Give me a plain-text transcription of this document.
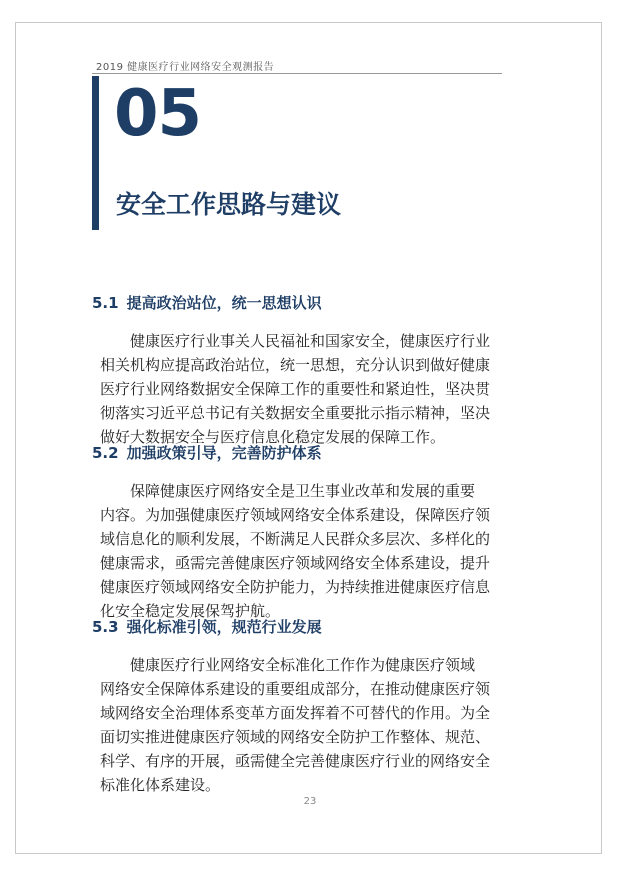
2019 健康医疗行业网络安全观测报告
05
安全工作思路与建议
5.1 提高政治站位，统一思想认识
健康医疗行业事关人民福祉和国家安全，健康医疗行业
相关机构应提高政治站位，统一思想，充分认识到做好健康
医疗行业网络数据安全保障工作的重要性和紧迫性，坚决贯
彻落实习近平总书记有关数据安全重要批示指示精神，坚决
做好大数据安全与医疗信息化稳定发展的保障工作。
5.2 加强政策引导，完善防护体系
保障健康医疗网络安全是卫生事业改革和发展的重要
内容。为加强健康医疗领域网络安全体系建设，保障医疗领
域信息化的顺利发展，不断满足人民群众多层次、多样化的
健康需求，亟需完善健康医疗领域网络安全体系建设，提升
健康医疗领域网络安全防护能力，为持续推进健康医疗信息
化安全稳定发展保驾护航。
5.3 强化标准引领，规范行业发展
健康医疗行业网络安全标准化工作作为健康医疗领域
网络安全保障体系建设的重要组成部分，在推动健康医疗领
域网络安全治理体系变革方面发挥着不可替代的作用。为全
面切实推进健康医疗领域的网络安全防护工作整体、规范、
科学、有序的开展，亟需健全完善健康医疗行业的网络安全
标准化体系建设。
23
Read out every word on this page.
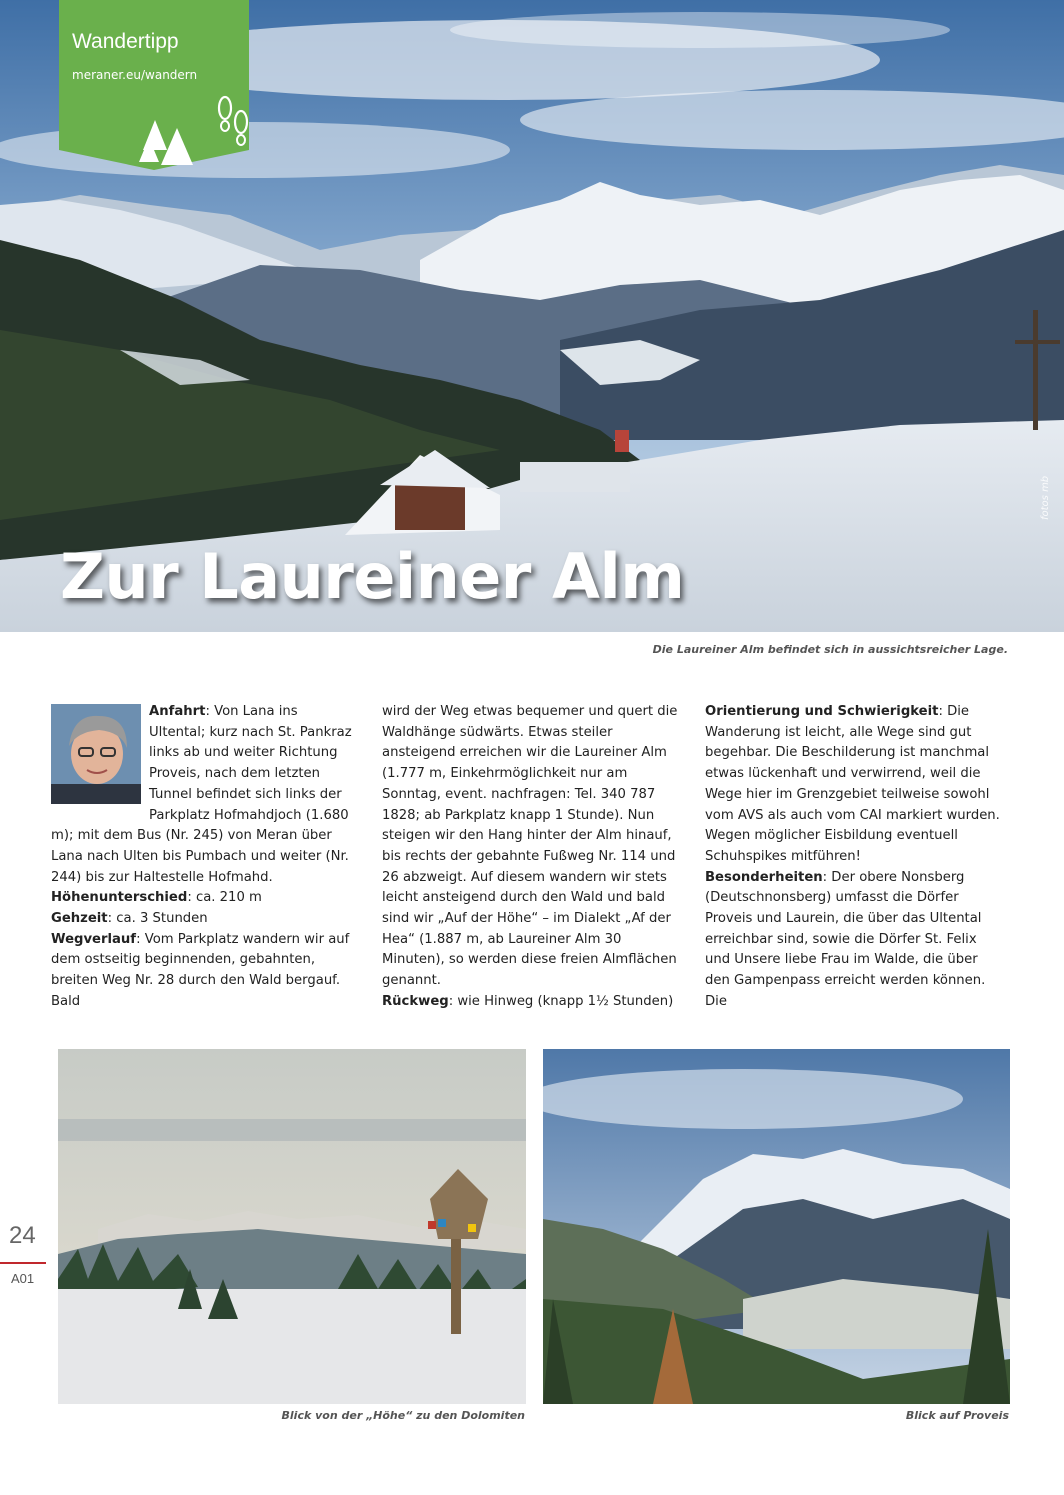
Wandertipp
meraner.eu/wandern
Zur Laureiner Alm
fotos mb
Die Laureiner Alm befindet sich in aussichtsreicher Lage.

Anfahrt: Von Lana ins Ultental; kurz nach St. Pankraz links ab und weiter Richtung Proveis, nach dem letzten Tunnel befindet sich links der Parkplatz Hofmahdjoch (1.680 m); mit dem Bus (Nr. 245) von Meran über Lana nach Ulten bis Pumbach und weiter (Nr. 244) bis zur Haltestelle Hofmahd.

Höhenunterschied: ca. 210 m

Gehzeit: ca. 3 Stunden

Wegverlauf: Vom Parkplatz wandern wir auf dem ostseitig beginnenden, gebahnten, breiten Weg Nr. 28 durch den Wald bergauf. Bald

wird der Weg etwas bequemer und quert die Waldhänge südwärts. Etwas steiler ansteigend erreichen wir die Laureiner Alm (1.777 m, Einkehrmöglichkeit nur am Sonntag, event. nachfragen: Tel. 340 787 1828; ab Parkplatz knapp 1 Stunde). Nun steigen wir den Hang hinter der Alm hinauf, bis rechts der gebahnte Fußweg Nr. 114 und 26 abzweigt. Auf diesem wandern wir stets leicht ansteigend durch den Wald und bald sind wir „Auf der Höhe“ – im Dialekt „Af der Hea“ (1.887 m, ab Laureiner Alm 30 Minuten), so werden diese freien Almflächen genannt.

Rückweg: wie Hinweg (knapp 1½ Stunden)

Orientierung und Schwierigkeit: Die Wanderung ist leicht, alle Wege sind gut begehbar. Die Beschilderung ist manchmal etwas lückenhaft und verwirrend, weil die Wege hier im Grenzgebiet teilweise sowohl vom AVS als auch vom CAI markiert wurden. Wegen möglicher Eisbildung eventuell Schuhspikes mitführen!

Besonderheiten: Der obere Nonsberg (Deutschnonsberg) umfasst die Dörfer Proveis und Laurein, die über das Ultental erreichbar sind, sowie die Dörfer St. Felix und Unsere liebe Frau im Walde, die über den Gampenpass erreicht werden können. Die

Blick von der „Höhe“ zu den Dolomiten	Blick auf Proveis
24
A01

::::::

What needs to be done
Every line of the data above should be quoted exactly. Omit the pictures.

In response
Give me a plain-text transcription of this document.
2019 健康医疗行业网络安全观测报告
05
安全工作思路与建议
5.1 提高政治站位，统一思想认识
健康医疗行业事关人民福祉和国家安全，健康医疗行业
相关机构应提高政治站位，统一思想，充分认识到做好健康
医疗行业网络数据安全保障工作的重要性和紧迫性，坚决贯
彻落实习近平总书记有关数据安全重要批示指示精神，坚决
做好大数据安全与医疗信息化稳定发展的保障工作。
5.2 加强政策引导，完善防护体系
保障健康医疗网络安全是卫生事业改革和发展的重要
内容。为加强健康医疗领域网络安全体系建设，保障医疗领
域信息化的顺利发展，不断满足人民群众多层次、多样化的
健康需求，亟需完善健康医疗领域网络安全体系建设，提升
健康医疗领域网络安全防护能力，为持续推进健康医疗信息
化安全稳定发展保驾护航。
5.3 强化标准引领，规范行业发展
健康医疗行业网络安全标准化工作作为健康医疗领域
网络安全保障体系建设的重要组成部分，在推动健康医疗领
域网络安全治理体系变革方面发挥着不可替代的作用。为全
面切实推进健康医疗领域的网络安全防护工作整体、规范、
科学、有序的开展，亟需健全完善健康医疗行业的网络安全
标准化体系建设。
23
Read out every word on this page.
Wandertipp
meraner.eu/wandern
Zur Laureiner Alm
fotos mb
Die Laureiner Alm befindet sich in aussichtsreicher Lage.

Anfahrt: Von Lana ins Ultental; kurz nach St. Pankraz links ab und weiter Richtung Proveis, nach dem letzten Tunnel befindet sich links der Parkplatz Hofmahdjoch (1.680 m); mit dem Bus (Nr. 245) von Meran über Lana nach Ulten bis Pumbach und weiter (Nr. 244) bis zur Haltestelle Hofmahd.

Höhenunterschied: ca. 210 m

Gehzeit: ca. 3 Stunden

Wegverlauf: Vom Parkplatz wandern wir auf dem ostseitig beginnenden, gebahnten, breiten Weg Nr. 28 durch den Wald bergauf. Bald

wird der Weg etwas bequemer und quert die Waldhänge südwärts. Etwas steiler ansteigend erreichen wir die Laureiner Alm (1.777 m, Einkehrmöglichkeit nur am Sonntag, event. nachfragen: Tel. 340 787 1828; ab Parkplatz knapp 1 Stunde). Nun steigen wir den Hang hinter der Alm hinauf, bis rechts der gebahnte Fußweg Nr. 114 und 26 abzweigt. Auf diesem wandern wir stets leicht ansteigend durch den Wald und bald sind wir „Auf der Höhe“ – im Dialekt „Af der Hea“ (1.887 m, ab Laureiner Alm 30 Minuten), so werden diese freien Almflächen genannt.

Rückweg: wie Hinweg (knapp 1½ Stunden)

Orientierung und Schwierigkeit: Die Wanderung ist leicht, alle Wege sind gut begehbar. Die Beschilderung ist manchmal etwas lückenhaft und verwirrend, weil die Wege hier im Grenzgebiet teilweise sowohl vom AVS als auch vom CAI markiert wurden. Wegen möglicher Eisbildung eventuell Schuhspikes mitführen!

Besonderheiten: Der obere Nonsberg (Deutschnonsberg) umfasst die Dörfer Proveis und Laurein, die über das Ultental erreichbar sind, sowie die Dörfer St. Felix und Unsere liebe Frau im Walde, die über den Gampenpass erreicht werden können. Die

Blick von der „Höhe“ zu den Dolomiten	Blick auf Proveis
24
A01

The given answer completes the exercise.